Given problem -
Select from the records below every line that has the word "JSON" in it.
* BEGIN Material provided *
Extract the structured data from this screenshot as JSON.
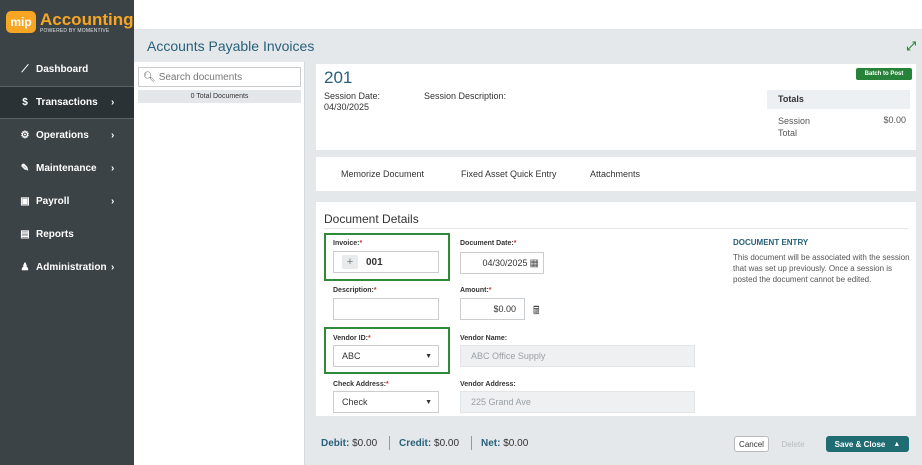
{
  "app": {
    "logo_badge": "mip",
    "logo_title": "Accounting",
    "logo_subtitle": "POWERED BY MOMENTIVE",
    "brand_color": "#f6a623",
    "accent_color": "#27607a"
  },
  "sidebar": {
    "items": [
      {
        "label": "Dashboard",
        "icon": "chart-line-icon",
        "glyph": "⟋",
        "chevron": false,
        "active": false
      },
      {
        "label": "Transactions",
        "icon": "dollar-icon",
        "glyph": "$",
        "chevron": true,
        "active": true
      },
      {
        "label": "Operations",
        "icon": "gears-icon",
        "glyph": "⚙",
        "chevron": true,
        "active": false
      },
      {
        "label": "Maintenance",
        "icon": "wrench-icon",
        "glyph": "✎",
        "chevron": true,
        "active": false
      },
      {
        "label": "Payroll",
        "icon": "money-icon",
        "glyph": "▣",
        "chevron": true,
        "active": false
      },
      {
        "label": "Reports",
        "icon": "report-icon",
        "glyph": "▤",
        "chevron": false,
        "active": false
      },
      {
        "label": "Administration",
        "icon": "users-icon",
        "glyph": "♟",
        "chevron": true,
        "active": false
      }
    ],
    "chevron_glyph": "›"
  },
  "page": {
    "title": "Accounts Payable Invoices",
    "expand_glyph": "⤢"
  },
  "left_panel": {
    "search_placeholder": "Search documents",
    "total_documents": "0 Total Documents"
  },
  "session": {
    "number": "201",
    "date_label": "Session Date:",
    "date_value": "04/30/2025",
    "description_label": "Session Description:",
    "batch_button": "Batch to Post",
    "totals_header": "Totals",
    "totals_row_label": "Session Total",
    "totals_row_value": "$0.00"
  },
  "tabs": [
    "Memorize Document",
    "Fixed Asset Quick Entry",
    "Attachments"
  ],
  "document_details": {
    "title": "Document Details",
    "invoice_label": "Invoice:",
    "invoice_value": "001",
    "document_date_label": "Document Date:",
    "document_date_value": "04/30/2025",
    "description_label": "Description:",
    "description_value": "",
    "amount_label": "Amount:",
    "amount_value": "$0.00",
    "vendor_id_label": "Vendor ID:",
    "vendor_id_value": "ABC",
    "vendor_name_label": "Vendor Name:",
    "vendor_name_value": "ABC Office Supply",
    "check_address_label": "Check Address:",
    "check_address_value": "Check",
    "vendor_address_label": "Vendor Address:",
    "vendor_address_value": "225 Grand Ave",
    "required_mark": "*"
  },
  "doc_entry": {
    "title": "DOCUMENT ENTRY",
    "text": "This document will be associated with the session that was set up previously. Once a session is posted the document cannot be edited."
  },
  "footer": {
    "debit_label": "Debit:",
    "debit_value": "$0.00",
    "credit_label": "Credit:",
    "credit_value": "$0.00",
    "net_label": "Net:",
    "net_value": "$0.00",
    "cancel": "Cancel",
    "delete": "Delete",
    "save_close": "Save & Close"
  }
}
* END Material provided *
* BEGIN Material provided *
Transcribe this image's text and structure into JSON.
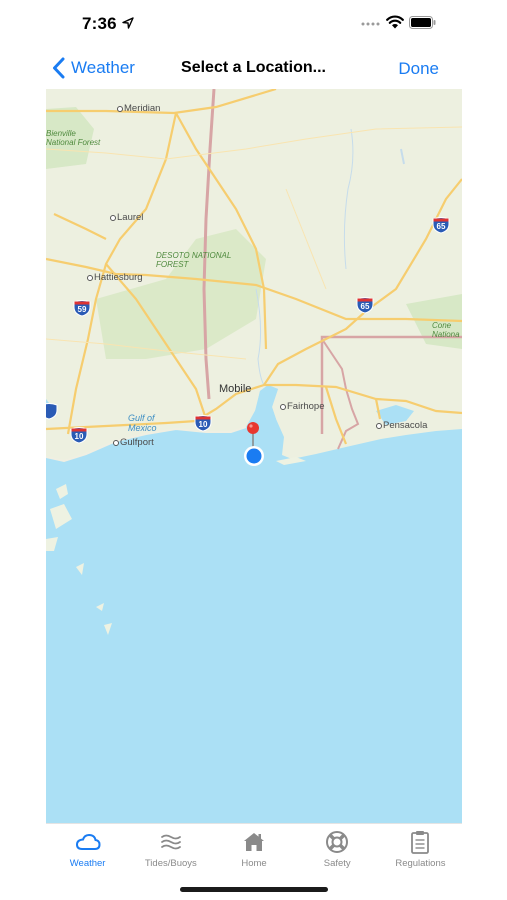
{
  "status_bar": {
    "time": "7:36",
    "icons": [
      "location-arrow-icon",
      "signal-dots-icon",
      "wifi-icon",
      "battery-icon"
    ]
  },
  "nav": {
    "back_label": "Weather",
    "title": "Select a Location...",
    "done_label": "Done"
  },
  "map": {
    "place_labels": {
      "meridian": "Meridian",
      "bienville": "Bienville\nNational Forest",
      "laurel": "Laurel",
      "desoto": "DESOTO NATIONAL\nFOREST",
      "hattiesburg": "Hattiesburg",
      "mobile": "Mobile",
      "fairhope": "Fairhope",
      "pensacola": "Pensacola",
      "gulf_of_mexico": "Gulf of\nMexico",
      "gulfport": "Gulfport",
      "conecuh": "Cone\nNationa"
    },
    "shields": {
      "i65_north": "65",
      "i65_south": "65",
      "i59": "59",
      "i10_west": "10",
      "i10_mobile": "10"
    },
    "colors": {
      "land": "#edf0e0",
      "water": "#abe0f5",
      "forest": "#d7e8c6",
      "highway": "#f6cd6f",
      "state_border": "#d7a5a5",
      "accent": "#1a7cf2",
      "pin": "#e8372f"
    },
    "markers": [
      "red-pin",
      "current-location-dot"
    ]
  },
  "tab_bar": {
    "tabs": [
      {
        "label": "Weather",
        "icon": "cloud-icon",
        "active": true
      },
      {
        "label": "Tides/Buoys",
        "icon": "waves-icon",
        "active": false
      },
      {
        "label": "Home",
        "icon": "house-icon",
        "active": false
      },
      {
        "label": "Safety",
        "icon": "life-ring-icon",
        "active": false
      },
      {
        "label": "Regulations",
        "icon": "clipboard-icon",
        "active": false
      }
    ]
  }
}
* END Material provided *
Solution to this problem -
Extract the structured data from this screenshot as JSON.
Transcribe this image's text and structure into JSON.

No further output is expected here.